◆ What you need to do:
Could you extract every entry below and reproduce it exactly?
##########
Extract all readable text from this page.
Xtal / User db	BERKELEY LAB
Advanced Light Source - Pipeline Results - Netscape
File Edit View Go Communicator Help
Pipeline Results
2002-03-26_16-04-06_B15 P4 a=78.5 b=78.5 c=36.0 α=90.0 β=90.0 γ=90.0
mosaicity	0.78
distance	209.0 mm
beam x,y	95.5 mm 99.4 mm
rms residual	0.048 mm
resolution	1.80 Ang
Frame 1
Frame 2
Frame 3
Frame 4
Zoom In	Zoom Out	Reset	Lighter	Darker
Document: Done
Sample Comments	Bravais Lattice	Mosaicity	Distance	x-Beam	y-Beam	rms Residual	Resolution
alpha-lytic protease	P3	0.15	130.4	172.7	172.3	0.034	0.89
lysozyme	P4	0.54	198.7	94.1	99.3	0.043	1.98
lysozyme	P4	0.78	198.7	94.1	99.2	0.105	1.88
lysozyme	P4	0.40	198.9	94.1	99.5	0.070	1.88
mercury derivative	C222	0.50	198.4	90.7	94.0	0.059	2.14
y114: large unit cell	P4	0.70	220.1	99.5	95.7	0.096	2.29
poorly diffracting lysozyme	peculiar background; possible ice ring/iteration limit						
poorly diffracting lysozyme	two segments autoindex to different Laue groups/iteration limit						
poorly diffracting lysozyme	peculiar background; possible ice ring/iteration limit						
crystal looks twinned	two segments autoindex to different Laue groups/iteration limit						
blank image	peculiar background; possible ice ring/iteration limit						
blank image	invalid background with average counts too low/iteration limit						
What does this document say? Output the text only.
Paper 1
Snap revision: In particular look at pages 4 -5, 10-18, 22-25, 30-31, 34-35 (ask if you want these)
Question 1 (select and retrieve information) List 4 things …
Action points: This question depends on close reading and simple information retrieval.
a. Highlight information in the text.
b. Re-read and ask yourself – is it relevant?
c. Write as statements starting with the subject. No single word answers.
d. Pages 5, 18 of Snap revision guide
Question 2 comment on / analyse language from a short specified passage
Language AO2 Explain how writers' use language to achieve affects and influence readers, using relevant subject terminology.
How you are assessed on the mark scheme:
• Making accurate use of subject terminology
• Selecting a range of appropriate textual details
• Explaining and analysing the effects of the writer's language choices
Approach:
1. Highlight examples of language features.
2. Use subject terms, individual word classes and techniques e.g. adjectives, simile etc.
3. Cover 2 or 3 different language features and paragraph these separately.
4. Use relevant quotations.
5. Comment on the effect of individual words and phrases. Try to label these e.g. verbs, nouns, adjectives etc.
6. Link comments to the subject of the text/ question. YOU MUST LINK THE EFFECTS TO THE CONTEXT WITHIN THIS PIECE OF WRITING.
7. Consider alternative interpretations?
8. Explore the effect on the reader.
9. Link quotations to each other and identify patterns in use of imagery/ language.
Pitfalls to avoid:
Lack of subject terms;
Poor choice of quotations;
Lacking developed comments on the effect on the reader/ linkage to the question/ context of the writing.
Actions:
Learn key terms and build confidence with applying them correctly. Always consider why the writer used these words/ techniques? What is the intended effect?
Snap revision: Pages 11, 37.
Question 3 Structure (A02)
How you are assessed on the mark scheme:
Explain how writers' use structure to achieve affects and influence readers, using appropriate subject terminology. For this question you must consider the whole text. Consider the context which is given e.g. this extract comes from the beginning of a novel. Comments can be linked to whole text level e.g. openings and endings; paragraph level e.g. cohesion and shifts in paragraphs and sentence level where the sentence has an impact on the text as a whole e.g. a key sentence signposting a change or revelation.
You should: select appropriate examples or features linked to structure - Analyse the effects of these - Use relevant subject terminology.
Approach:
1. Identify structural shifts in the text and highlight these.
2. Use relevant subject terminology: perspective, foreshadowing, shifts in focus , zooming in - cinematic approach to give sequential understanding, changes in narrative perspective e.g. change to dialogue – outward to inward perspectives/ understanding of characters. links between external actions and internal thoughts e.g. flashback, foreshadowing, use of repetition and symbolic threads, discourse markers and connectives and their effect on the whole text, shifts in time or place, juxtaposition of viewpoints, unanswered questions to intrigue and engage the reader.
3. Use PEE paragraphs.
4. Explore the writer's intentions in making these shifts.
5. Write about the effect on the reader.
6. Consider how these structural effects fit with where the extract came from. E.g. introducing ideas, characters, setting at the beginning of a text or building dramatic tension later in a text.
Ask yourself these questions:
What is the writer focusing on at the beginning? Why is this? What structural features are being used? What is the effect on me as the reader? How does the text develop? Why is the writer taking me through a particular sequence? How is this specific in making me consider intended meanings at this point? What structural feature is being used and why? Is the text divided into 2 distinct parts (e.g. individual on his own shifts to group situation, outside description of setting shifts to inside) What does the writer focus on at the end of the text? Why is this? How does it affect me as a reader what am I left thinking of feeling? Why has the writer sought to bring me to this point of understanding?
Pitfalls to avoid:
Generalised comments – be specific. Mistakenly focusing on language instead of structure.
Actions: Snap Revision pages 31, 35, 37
##########
◆ Result of the task:
Extract all readable text from this page.
Xtal / User db	BERKELEY LAB
Advanced Light Source - Pipeline Results - Netscape
File Edit View Go Communicator Help
Pipeline Results
2002-03-26_16-04-06_B15 P4 a=78.5 b=78.5 c=36.0 α=90.0 β=90.0 γ=90.0
mosaicity	0.78
distance	209.0 mm
beam x,y	95.5 mm 99.4 mm
rms residual	0.048 mm
resolution	1.80 Ang
Frame 1
Frame 2
Frame 3
Frame 4
Zoom In	Zoom Out	Reset	Lighter	Darker
Document: Done
Sample Comments	Bravais Lattice	Mosaicity	Distance	x-Beam	y-Beam	rms Residual	Resolution
alpha-lytic protease	P3	0.15	130.4	172.7	172.3	0.034	0.89
lysozyme	P4	0.54	198.7	94.1	99.3	0.043	1.98
lysozyme	P4	0.78	198.7	94.1	99.2	0.105	1.88
lysozyme	P4	0.40	198.9	94.1	99.5	0.070	1.88
mercury derivative	C222	0.50	198.4	90.7	94.0	0.059	2.14
y114: large unit cell	P4	0.70	220.1	99.5	95.7	0.096	2.29
poorly diffracting lysozyme	peculiar background; possible ice ring/iteration limit						
poorly diffracting lysozyme	two segments autoindex to different Laue groups/iteration limit						
poorly diffracting lysozyme	peculiar background; possible ice ring/iteration limit						
crystal looks twinned	two segments autoindex to different Laue groups/iteration limit						
blank image	peculiar background; possible ice ring/iteration limit						
blank image	invalid background with average counts too low/iteration limit						
What does this document say? Output the text only.
Paper 1
Snap revision: In particular look at pages 4 -5, 10-18, 22-25, 30-31, 34-35 (ask if you want these)
Question 1 (select and retrieve information) List 4 things …
Action points: This question depends on close reading and simple information retrieval.
a. Highlight information in the text.
b. Re-read and ask yourself – is it relevant?
c. Write as statements starting with the subject. No single word answers.
d. Pages 5, 18 of Snap revision guide
Question 2 comment on / analyse language from a short specified passage
Language AO2 Explain how writers' use language to achieve affects and influence readers, using relevant subject terminology.
How you are assessed on the mark scheme:
• Making accurate use of subject terminology
• Selecting a range of appropriate textual details
• Explaining and analysing the effects of the writer's language choices
Approach:
1. Highlight examples of language features.
2. Use subject terms, individual word classes and techniques e.g. adjectives, simile etc.
3. Cover 2 or 3 different language features and paragraph these separately.
4. Use relevant quotations.
5. Comment on the effect of individual words and phrases. Try to label these e.g. verbs, nouns, adjectives etc.
6. Link comments to the subject of the text/ question. YOU MUST LINK THE EFFECTS TO THE CONTEXT WITHIN THIS PIECE OF WRITING.
7. Consider alternative interpretations?
8. Explore the effect on the reader.
9. Link quotations to each other and identify patterns in use of imagery/ language.
Pitfalls to avoid:
Lack of subject terms;
Poor choice of quotations;
Lacking developed comments on the effect on the reader/ linkage to the question/ context of the writing.
Actions:
Learn key terms and build confidence with applying them correctly. Always consider why the writer used these words/ techniques? What is the intended effect?
Snap revision: Pages 11, 37.
Question 3 Structure (A02)
How you are assessed on the mark scheme:
Explain how writers' use structure to achieve affects and influence readers, using appropriate subject terminology. For this question you must consider the whole text. Consider the context which is given e.g. this extract comes from the beginning of a novel. Comments can be linked to whole text level e.g. openings and endings; paragraph level e.g. cohesion and shifts in paragraphs and sentence level where the sentence has an impact on the text as a whole e.g. a key sentence signposting a change or revelation.
You should: select appropriate examples or features linked to structure - Analyse the effects of these - Use relevant subject terminology.
Approach:
1. Identify structural shifts in the text and highlight these.
2. Use relevant subject terminology: perspective, foreshadowing, shifts in focus , zooming in - cinematic approach to give sequential understanding, changes in narrative perspective e.g. change to dialogue – outward to inward perspectives/ understanding of characters. links between external actions and internal thoughts e.g. flashback, foreshadowing, use of repetition and symbolic threads, discourse markers and connectives and their effect on the whole text, shifts in time or place, juxtaposition of viewpoints, unanswered questions to intrigue and engage the reader.
3. Use PEE paragraphs.
4. Explore the writer's intentions in making these shifts.
5. Write about the effect on the reader.
6. Consider how these structural effects fit with where the extract came from. E.g. introducing ideas, characters, setting at the beginning of a text or building dramatic tension later in a text.
Ask yourself these questions:
What is the writer focusing on at the beginning? Why is this? What structural features are being used? What is the effect on me as the reader? How does the text develop? Why is the writer taking me through a particular sequence? How is this specific in making me consider intended meanings at this point? What structural feature is being used and why? Is the text divided into 2 distinct parts (e.g. individual on his own shifts to group situation, outside description of setting shifts to inside) What does the writer focus on at the end of the text? Why is this? How does it affect me as a reader what am I left thinking of feeling? Why has the writer sought to bring me to this point of understanding?
Pitfalls to avoid:
Generalised comments – be specific. Mistakenly focusing on language instead of structure.
Actions: Snap Revision pages 31, 35, 37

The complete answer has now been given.